**Document segment**.

ALL ABOUT ELVIRA
The Dark Mistress Writes a Memoir…
By Don Stradley
Elvira and Cassandra Peterson have been around for a long time.
Elvira, as you probably know, is the raven-haired wiseass that hosted late night horror movies on cable television for many years. Peterson, the woman who portrays Elvira, is the author of Yours Cruelly, Elvira: Memoirs of the Mistress of the Dark, which recounts everything from her time as a go-go dancer to the creation of her witchy alter ego, the most famous glamour ghoul of them all.
Peterson attributes the otherworldly success of Elvira to a combination of things. “She’s sexy, spooky, and funny,” Peterson says. “I don’t know if there’s another character out there containing those three elements. Elvira appeals to a lot of different people. She appeals to people who are into horror movies; she appeals to kids, because she has a very Three Stooges kind of vaudeville humor; and she appeals to old dudes who like to see cleavage.”

**Dataset content**.
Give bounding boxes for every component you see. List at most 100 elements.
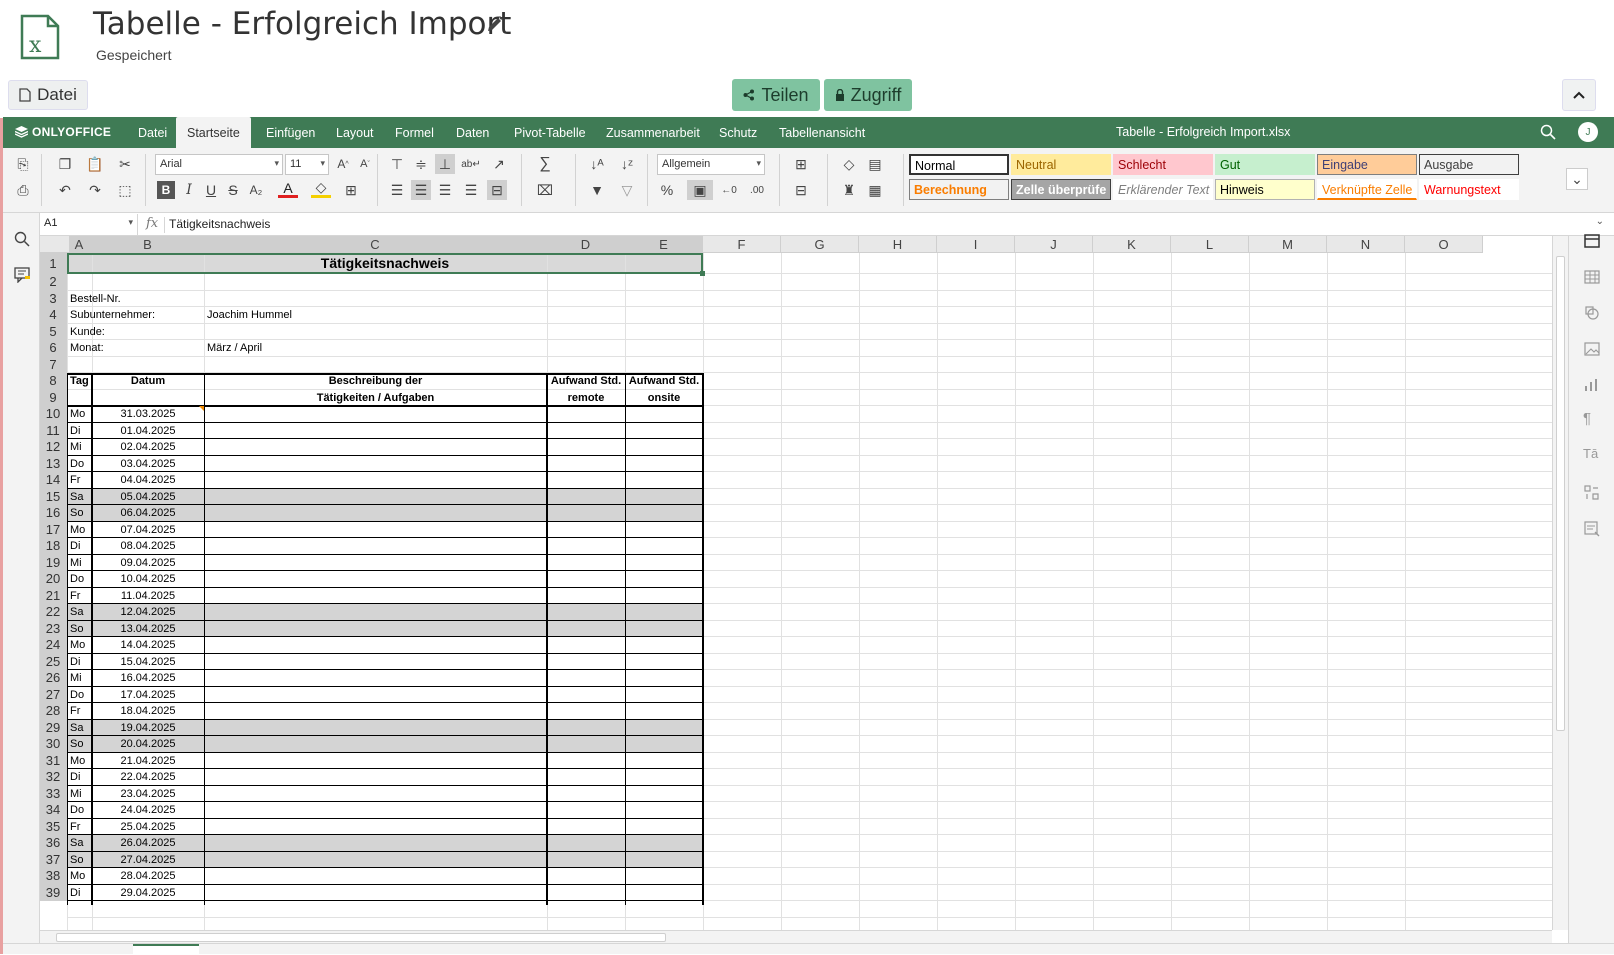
column-header-o[interactable]: O [1405, 236, 1483, 253]
date-cell[interactable]: 03.04.2025 [95, 456, 201, 473]
day-cell[interactable]: Di [70, 769, 89, 786]
row-header[interactable]: 24 [40, 637, 67, 654]
row-header[interactable]: 37 [40, 851, 67, 868]
row-header[interactable]: 16 [40, 505, 67, 522]
column-header-l[interactable]: L [1171, 236, 1249, 253]
save-icon[interactable]: ⎘ [13, 154, 33, 174]
date-cell[interactable]: 09.04.2025 [95, 555, 201, 572]
column-header-g[interactable]: G [781, 236, 859, 253]
sheet-tab[interactable] [133, 944, 199, 955]
align-left-icon[interactable]: ☰ [387, 180, 407, 200]
row-header[interactable]: 35 [40, 818, 67, 835]
tab-startseite[interactable]: Startseite [176, 117, 251, 148]
row-header[interactable]: 21 [40, 587, 67, 604]
date-cell[interactable]: 15.04.2025 [95, 654, 201, 671]
row-header[interactable]: 27 [40, 686, 67, 703]
date-cell[interactable]: 16.04.2025 [95, 670, 201, 687]
text-orientation-icon[interactable]: ↗ [489, 154, 509, 174]
date-cell[interactable]: 13.04.2025 [95, 621, 201, 638]
collapse-header-button[interactable] [1562, 79, 1596, 111]
day-cell[interactable]: Do [70, 456, 89, 473]
named-ranges-icon[interactable]: ⌧ [535, 180, 555, 200]
tab-daten[interactable]: Daten [445, 117, 500, 148]
day-cell[interactable]: Mi [70, 439, 89, 456]
row-header[interactable]: 19 [40, 554, 67, 571]
conditional-format-icon[interactable]: ▤ [865, 154, 885, 174]
column-header-m[interactable]: M [1249, 236, 1327, 253]
wrap-text-icon[interactable]: ab↵ [461, 154, 481, 174]
tab-zusammenarbeit[interactable]: Zusammenarbeit [595, 117, 711, 148]
delete-cells-icon[interactable]: ⊟ [791, 180, 811, 200]
row-header[interactable]: 18 [40, 538, 67, 555]
row-header[interactable]: 39 [40, 884, 67, 901]
date-cell[interactable]: 02.04.2025 [95, 439, 201, 456]
row-header[interactable]: 9 [40, 389, 67, 406]
insert-cells-icon[interactable]: ⊞ [791, 154, 811, 174]
tab-formel[interactable]: Formel [384, 117, 445, 148]
day-cell[interactable]: Mo [70, 406, 89, 423]
date-cell[interactable]: 14.04.2025 [95, 637, 201, 654]
row-header[interactable]: 15 [40, 488, 67, 505]
clear-icon[interactable]: ◇ [839, 154, 859, 174]
align-middle-icon[interactable]: ≑ [411, 154, 431, 174]
tab-schutz[interactable]: Schutz [708, 117, 768, 148]
copy-style-icon[interactable]: ♜ [839, 180, 859, 200]
font-name-combo[interactable]: Arial ▾ [155, 154, 283, 175]
sort-ascending-icon[interactable]: ↓ᴬ [587, 154, 607, 174]
name-box[interactable]: A1 ▾ [40, 214, 138, 235]
row-header[interactable]: 10 [40, 406, 67, 423]
row-header[interactable]: 38 [40, 868, 67, 885]
document-title[interactable]: Tabelle - Erfolgreich Import [93, 6, 511, 42]
row-header[interactable]: 4 [40, 307, 67, 324]
cell-style-0[interactable]: Normal [909, 154, 1009, 175]
day-cell[interactable]: Mo [70, 753, 89, 770]
date-cell[interactable]: 18.04.2025 [95, 703, 201, 720]
day-cell[interactable]: Mi [70, 786, 89, 803]
fill-handle[interactable] [700, 271, 705, 276]
increase-font-icon[interactable]: A ^ [333, 154, 353, 174]
day-cell[interactable]: Di [70, 885, 89, 902]
date-cell[interactable]: 24.04.2025 [95, 802, 201, 819]
increase-decimal-icon[interactable]: .00 [747, 180, 767, 200]
info-value-cell[interactable]: März / April [207, 340, 544, 357]
search-icon[interactable] [1540, 124, 1556, 140]
header-description-cell[interactable]: Tätigkeiten / Aufgaben [207, 390, 544, 407]
day-cell[interactable]: Mi [70, 670, 89, 687]
horizontal-scroll-thumb[interactable] [56, 933, 666, 942]
column-header-b[interactable]: B [92, 236, 204, 253]
column-header-d[interactable]: D [547, 236, 625, 253]
row-header[interactable]: 32 [40, 769, 67, 786]
tab-datei[interactable]: Datei [127, 117, 178, 148]
merge-cells-icon[interactable]: ⊟ [487, 180, 507, 200]
comment-indicator[interactable] [199, 406, 204, 411]
share-button[interactable]: Teilen [732, 79, 820, 111]
row-header[interactable]: 29 [40, 719, 67, 736]
column-header-h[interactable]: H [859, 236, 937, 253]
header-remote-cell[interactable]: Aufwand Std. [550, 373, 622, 390]
day-cell[interactable]: Di [70, 654, 89, 671]
date-cell[interactable]: 26.04.2025 [95, 835, 201, 852]
row-header[interactable]: 17 [40, 521, 67, 538]
percent-icon[interactable]: % [657, 180, 677, 200]
day-cell[interactable]: Sa [70, 720, 89, 737]
header-remote-cell[interactable]: remote [550, 390, 622, 407]
row-header[interactable]: 12 [40, 439, 67, 456]
day-cell[interactable]: Fr [70, 588, 89, 605]
date-cell[interactable]: 29.04.2025 [95, 885, 201, 902]
italic-icon[interactable]: I [179, 180, 199, 200]
day-cell[interactable]: So [70, 505, 89, 522]
pencil-icon[interactable] [485, 14, 505, 34]
row-header[interactable]: 28 [40, 703, 67, 720]
accounting-icon[interactable]: ▣ [687, 180, 713, 200]
cut-icon[interactable]: ✂ [115, 154, 135, 174]
row-header[interactable]: 6 [40, 340, 67, 357]
day-cell[interactable]: Mi [70, 555, 89, 572]
date-cell[interactable]: 20.04.2025 [95, 736, 201, 753]
date-cell[interactable]: 21.04.2025 [95, 753, 201, 770]
row-header[interactable]: 34 [40, 802, 67, 819]
align-bottom-icon[interactable]: ⊥ [435, 154, 455, 174]
row-header[interactable]: 23 [40, 620, 67, 637]
decrease-decimal-icon[interactable]: ←0 [719, 180, 739, 200]
date-cell[interactable]: 12.04.2025 [95, 604, 201, 621]
decrease-font-icon[interactable]: Aˇ [355, 154, 375, 174]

**Task instructions**.
- 1) Echo everything in the Elvira article from "ALL ABOUT ELVIRA" down to "of them all.".
- 2) In the Elvira article, what is the title of the memoir Peterson wrote?
- 3) Go on with the Elvira article, picking up right after its last sentence.
The lines play no part in any of this.

**Answers to each task**.
- 1)
ALL ABOUT ELVIRA
The Dark Mistress Writes a Memoir…
By Don Stradley
Elvira and Cassandra Peterson have been around for a long time.
Elvira, as you probably know, is the raven-haired wiseass that hosted late night horror movies on cable television for many years. Peterson, the woman who portrays Elvira, is the author of Yours Cruelly, Elvira: Memoirs of the Mistress of the Dark, which recounts everything from her time as a go-go dancer to the creation of her witchy alter ego, the most famous glamour ghoul of them all.

- 2) Yours Cruelly, Elvira: Memoirs of the Mistress of the Dark

- 3)
Elvira’s Movie Macabre ran for 137 episodes from 1981 to 1986. The curvy quipster began her reign on KHJ-TV in Los Angeles, but would soon be known throughout the country, mocking such lurid fare as The Thing With Two Heads and The Werewolf of Washington. Since then, Elvira has never gone away. Along with starring in two feature films and several commercials, she’s returned for various incarnations of her show, most recently for such streaming services as Hulu and Shudder. Some of Elvira’s best work can be seen right here on The Film Detective.
Since her debut, Elvira has spawned a cottage industry, her image appearing on greeting cards, posters, comic books, and even a line of wigs and makeup. She has hosted Saturday Night Live, hawked Coors Light Beer, and licensed her name and image to more than 400 products. Thanks to Elvira, Cassandra Peterson no longer had to pound the pavement in search of acting jobs.
“It took off right away and I was not expecting it,” Peterson says. It was an era of new cable channels, with homes enjoying access to programming that
hadn’t existed just a few years earlier. How else could the likes of Hulk Hogan, Morton Downey Jr., and Elvira become part of the national lexicon if not for cable TV?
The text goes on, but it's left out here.